* **MATERIALS PROVIDED**

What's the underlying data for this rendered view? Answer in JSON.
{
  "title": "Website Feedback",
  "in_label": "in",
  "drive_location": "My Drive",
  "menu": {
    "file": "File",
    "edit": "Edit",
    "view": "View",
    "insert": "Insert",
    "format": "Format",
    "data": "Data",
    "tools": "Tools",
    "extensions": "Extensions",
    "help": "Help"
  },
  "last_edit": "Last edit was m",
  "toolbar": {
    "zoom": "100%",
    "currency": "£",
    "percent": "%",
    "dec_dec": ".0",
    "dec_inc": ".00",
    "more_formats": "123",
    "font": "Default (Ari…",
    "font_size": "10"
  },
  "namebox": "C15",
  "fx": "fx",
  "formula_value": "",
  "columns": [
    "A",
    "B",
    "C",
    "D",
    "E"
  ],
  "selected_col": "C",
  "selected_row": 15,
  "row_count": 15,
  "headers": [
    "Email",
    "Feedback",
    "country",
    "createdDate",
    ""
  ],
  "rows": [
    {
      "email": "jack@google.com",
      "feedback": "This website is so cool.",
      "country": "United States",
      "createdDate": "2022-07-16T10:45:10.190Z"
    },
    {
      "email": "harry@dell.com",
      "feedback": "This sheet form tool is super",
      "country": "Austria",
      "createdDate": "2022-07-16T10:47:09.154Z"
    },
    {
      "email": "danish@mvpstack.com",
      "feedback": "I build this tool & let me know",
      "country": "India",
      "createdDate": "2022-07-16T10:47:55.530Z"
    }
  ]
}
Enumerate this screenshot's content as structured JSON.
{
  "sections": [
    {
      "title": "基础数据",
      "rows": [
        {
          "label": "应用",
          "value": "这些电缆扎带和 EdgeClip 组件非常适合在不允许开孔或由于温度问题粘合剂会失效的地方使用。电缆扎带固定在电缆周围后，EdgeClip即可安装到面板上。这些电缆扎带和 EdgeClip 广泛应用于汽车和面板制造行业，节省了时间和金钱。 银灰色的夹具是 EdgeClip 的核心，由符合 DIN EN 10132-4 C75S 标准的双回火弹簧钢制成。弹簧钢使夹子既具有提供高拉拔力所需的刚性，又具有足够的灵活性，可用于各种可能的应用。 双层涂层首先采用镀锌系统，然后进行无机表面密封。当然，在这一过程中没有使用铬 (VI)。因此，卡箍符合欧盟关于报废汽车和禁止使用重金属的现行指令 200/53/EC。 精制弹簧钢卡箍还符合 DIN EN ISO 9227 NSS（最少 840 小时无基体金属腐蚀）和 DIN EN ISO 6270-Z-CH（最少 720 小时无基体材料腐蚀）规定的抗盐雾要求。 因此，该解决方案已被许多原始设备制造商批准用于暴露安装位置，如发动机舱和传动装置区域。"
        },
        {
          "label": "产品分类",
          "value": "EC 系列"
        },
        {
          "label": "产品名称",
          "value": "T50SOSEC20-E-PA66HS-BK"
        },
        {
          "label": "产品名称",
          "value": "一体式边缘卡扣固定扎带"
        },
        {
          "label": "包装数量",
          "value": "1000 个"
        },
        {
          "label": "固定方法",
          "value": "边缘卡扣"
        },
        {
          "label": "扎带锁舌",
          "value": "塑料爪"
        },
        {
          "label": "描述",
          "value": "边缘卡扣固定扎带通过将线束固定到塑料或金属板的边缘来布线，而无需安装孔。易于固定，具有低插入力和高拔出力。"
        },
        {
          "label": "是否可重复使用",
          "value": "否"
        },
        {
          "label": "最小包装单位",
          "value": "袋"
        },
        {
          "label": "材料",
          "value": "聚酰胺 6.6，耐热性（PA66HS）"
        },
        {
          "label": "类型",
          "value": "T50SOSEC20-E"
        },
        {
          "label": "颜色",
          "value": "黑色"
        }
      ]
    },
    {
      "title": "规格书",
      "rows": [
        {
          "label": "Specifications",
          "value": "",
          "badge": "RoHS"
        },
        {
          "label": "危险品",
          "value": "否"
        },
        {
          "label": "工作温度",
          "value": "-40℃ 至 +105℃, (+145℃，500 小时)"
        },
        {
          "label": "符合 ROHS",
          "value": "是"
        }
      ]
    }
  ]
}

* **WORK REQUIRED**
In full and verbatim, repeat the records given above.

* **SOLUTION TO THE PROBLEM**
What's the underlying data for this rendered view? Answer in JSON.
{
  "title": "Website Feedback",
  "in_label": "in",
  "drive_location": "My Drive",
  "menu": {
    "file": "File",
    "edit": "Edit",
    "view": "View",
    "insert": "Insert",
    "format": "Format",
    "data": "Data",
    "tools": "Tools",
    "extensions": "Extensions",
    "help": "Help"
  },
  "last_edit": "Last edit was m",
  "toolbar": {
    "zoom": "100%",
    "currency": "£",
    "percent": "%",
    "dec_dec": ".0",
    "dec_inc": ".00",
    "more_formats": "123",
    "font": "Default (Ari…",
    "font_size": "10"
  },
  "namebox": "C15",
  "fx": "fx",
  "formula_value": "",
  "columns": [
    "A",
    "B",
    "C",
    "D",
    "E"
  ],
  "selected_col": "C",
  "selected_row": 15,
  "row_count": 15,
  "headers": [
    "Email",
    "Feedback",
    "country",
    "createdDate",
    ""
  ],
  "rows": [
    {
      "email": "jack@google.com",
      "feedback": "This website is so cool.",
      "country": "United States",
      "createdDate": "2022-07-16T10:45:10.190Z"
    },
    {
      "email": "harry@dell.com",
      "feedback": "This sheet form tool is super",
      "country": "Austria",
      "createdDate": "2022-07-16T10:47:09.154Z"
    },
    {
      "email": "danish@mvpstack.com",
      "feedback": "I build this tool & let me know",
      "country": "India",
      "createdDate": "2022-07-16T10:47:55.530Z"
    }
  ]
}
Enumerate this screenshot's content as structured JSON.
{
  "sections": [
    {
      "title": "基础数据",
      "rows": [
        {
          "label": "应用",
          "value": "这些电缆扎带和 EdgeClip 组件非常适合在不允许开孔或由于温度问题粘合剂会失效的地方使用。电缆扎带固定在电缆周围后，EdgeClip即可安装到面板上。这些电缆扎带和 EdgeClip 广泛应用于汽车和面板制造行业，节省了时间和金钱。 银灰色的夹具是 EdgeClip 的核心，由符合 DIN EN 10132-4 C75S 标准的双回火弹簧钢制成。弹簧钢使夹子既具有提供高拉拔力所需的刚性，又具有足够的灵活性，可用于各种可能的应用。 双层涂层首先采用镀锌系统，然后进行无机表面密封。当然，在这一过程中没有使用铬 (VI)。因此，卡箍符合欧盟关于报废汽车和禁止使用重金属的现行指令 200/53/EC。 精制弹簧钢卡箍还符合 DIN EN ISO 9227 NSS（最少 840 小时无基体金属腐蚀）和 DIN EN ISO 6270-Z-CH（最少 720 小时无基体材料腐蚀）规定的抗盐雾要求。 因此，该解决方案已被许多原始设备制造商批准用于暴露安装位置，如发动机舱和传动装置区域。"
        },
        {
          "label": "产品分类",
          "value": "EC 系列"
        },
        {
          "label": "产品名称",
          "value": "T50SOSEC20-E-PA66HS-BK"
        },
        {
          "label": "产品名称",
          "value": "一体式边缘卡扣固定扎带"
        },
        {
          "label": "包装数量",
          "value": "1000 个"
        },
        {
          "label": "固定方法",
          "value": "边缘卡扣"
        },
        {
          "label": "扎带锁舌",
          "value": "塑料爪"
        },
        {
          "label": "描述",
          "value": "边缘卡扣固定扎带通过将线束固定到塑料或金属板的边缘来布线，而无需安装孔。易于固定，具有低插入力和高拔出力。"
        },
        {
          "label": "是否可重复使用",
          "value": "否"
        },
        {
          "label": "最小包装单位",
          "value": "袋"
        },
        {
          "label": "材料",
          "value": "聚酰胺 6.6，耐热性（PA66HS）"
        },
        {
          "label": "类型",
          "value": "T50SOSEC20-E"
        },
        {
          "label": "颜色",
          "value": "黑色"
        }
      ]
    },
    {
      "title": "规格书",
      "rows": [
        {
          "label": "Specifications",
          "value": "",
          "badge": "RoHS"
        },
        {
          "label": "危险品",
          "value": "否"
        },
        {
          "label": "工作温度",
          "value": "-40℃ 至 +105℃, (+145℃，500 小时)"
        },
        {
          "label": "符合 ROHS",
          "value": "是"
        }
      ]
    }
  ]
}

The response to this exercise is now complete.